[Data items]
══════

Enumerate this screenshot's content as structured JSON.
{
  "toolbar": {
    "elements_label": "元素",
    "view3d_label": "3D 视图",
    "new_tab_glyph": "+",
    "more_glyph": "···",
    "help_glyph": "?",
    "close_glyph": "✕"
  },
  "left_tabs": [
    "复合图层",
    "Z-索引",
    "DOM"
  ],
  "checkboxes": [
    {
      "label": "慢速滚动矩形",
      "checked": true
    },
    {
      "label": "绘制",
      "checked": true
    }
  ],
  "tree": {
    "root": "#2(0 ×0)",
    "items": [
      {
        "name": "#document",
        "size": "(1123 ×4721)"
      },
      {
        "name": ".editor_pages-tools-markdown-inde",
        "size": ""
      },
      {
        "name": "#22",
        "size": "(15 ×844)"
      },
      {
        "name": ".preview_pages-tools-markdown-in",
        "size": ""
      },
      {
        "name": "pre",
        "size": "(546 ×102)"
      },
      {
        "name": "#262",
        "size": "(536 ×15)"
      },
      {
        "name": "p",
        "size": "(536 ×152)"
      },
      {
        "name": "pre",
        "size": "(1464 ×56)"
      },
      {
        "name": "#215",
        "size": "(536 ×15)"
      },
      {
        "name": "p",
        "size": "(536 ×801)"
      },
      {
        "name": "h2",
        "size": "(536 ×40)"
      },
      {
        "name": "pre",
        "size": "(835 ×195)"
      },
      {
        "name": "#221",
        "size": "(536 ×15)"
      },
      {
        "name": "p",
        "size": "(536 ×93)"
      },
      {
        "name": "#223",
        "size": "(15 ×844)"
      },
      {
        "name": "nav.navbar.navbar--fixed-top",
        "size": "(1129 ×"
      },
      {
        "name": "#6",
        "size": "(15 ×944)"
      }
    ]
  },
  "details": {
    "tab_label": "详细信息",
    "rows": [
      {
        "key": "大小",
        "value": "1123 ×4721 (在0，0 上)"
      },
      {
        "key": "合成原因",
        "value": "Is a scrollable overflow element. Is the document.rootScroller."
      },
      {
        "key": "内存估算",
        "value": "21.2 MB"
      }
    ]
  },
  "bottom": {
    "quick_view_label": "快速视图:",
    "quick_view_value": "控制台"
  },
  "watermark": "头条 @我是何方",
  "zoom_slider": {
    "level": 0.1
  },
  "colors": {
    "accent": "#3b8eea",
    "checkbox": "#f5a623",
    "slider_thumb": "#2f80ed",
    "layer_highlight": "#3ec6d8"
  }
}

══════

__What is needed__. Tell how many lines of the material above hold "tools", answering with a bare number.

__Response to the task__. 2